> Written instruction
Show each line of the material that contains the string "axis", and no other lines.

> Rows
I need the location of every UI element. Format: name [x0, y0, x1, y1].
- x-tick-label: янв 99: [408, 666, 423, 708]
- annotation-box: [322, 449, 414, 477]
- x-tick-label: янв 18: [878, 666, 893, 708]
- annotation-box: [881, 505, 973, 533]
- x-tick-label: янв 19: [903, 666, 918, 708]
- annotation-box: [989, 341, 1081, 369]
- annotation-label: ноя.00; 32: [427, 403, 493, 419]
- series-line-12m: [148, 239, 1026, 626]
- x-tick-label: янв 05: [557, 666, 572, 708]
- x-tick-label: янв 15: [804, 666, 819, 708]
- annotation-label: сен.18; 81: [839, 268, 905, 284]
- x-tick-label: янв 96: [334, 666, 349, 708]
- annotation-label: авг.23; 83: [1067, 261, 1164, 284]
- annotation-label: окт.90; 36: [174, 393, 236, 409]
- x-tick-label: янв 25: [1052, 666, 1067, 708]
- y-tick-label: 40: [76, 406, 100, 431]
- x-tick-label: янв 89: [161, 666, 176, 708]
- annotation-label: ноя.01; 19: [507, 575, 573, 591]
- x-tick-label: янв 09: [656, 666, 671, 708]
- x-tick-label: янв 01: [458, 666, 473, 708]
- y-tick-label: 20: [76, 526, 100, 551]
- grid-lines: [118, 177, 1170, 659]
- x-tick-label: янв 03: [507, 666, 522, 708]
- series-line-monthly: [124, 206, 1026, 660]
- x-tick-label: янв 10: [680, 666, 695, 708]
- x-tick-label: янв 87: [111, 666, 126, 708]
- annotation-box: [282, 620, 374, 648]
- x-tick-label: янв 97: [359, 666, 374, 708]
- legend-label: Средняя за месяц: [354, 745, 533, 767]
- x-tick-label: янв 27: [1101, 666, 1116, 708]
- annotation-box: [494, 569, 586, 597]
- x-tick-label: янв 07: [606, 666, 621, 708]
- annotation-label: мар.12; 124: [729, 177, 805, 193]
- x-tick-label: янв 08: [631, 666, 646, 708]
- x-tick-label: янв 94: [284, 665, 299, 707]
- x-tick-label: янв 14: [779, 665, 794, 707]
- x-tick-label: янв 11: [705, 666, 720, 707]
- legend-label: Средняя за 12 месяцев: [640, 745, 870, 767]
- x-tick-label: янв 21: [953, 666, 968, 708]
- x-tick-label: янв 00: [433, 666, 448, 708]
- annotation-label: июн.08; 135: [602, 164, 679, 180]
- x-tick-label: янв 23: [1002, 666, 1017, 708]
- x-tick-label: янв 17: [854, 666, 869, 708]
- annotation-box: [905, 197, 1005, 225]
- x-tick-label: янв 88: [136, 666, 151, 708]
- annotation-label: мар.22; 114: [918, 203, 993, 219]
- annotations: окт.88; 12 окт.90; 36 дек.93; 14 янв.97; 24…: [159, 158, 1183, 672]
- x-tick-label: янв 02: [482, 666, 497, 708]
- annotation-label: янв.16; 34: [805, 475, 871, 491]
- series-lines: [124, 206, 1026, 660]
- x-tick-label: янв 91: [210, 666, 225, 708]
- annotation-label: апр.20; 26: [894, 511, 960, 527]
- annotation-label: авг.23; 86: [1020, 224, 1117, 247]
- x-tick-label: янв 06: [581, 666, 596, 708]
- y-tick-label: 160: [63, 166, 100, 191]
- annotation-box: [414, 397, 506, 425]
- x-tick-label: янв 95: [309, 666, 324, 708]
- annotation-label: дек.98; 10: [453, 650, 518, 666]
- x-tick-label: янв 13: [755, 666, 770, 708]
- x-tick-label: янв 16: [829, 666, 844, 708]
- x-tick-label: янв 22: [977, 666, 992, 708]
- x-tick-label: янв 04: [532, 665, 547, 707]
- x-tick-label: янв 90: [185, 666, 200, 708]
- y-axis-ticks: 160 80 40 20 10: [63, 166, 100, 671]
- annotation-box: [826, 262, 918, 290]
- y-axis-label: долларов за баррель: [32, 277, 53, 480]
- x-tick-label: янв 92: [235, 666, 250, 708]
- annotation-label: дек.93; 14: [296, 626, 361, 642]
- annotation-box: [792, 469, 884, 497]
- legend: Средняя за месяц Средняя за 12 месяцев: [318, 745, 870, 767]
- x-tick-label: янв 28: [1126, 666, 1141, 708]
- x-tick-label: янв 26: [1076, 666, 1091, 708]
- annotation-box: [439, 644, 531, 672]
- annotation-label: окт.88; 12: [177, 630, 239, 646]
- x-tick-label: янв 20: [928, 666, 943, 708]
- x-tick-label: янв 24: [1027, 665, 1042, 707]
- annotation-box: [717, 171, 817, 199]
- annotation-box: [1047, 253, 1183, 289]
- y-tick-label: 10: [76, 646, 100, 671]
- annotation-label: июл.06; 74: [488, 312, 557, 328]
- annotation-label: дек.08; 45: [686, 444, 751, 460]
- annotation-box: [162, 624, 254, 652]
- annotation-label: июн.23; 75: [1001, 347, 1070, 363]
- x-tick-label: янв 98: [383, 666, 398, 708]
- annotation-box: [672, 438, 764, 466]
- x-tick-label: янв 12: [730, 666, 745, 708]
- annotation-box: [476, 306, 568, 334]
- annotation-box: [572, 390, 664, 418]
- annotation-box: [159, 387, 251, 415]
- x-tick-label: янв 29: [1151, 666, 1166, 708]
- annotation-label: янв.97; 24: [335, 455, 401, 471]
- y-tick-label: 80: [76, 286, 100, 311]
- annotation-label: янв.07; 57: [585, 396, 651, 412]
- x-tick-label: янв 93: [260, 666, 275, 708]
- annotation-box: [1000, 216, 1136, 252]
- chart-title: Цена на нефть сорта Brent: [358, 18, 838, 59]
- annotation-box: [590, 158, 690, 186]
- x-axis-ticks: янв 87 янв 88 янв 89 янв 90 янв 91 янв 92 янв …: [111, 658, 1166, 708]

> Correct answer
- y-axis-ticks: 160 80 40 20 10: [63, 166, 100, 671]
- y-axis-label: долларов за баррель: [32, 277, 53, 480]
- x-axis-ticks: янв 87 янв 88 янв 89 янв 90 янв 91 янв 92 янв …: [111, 658, 1166, 708]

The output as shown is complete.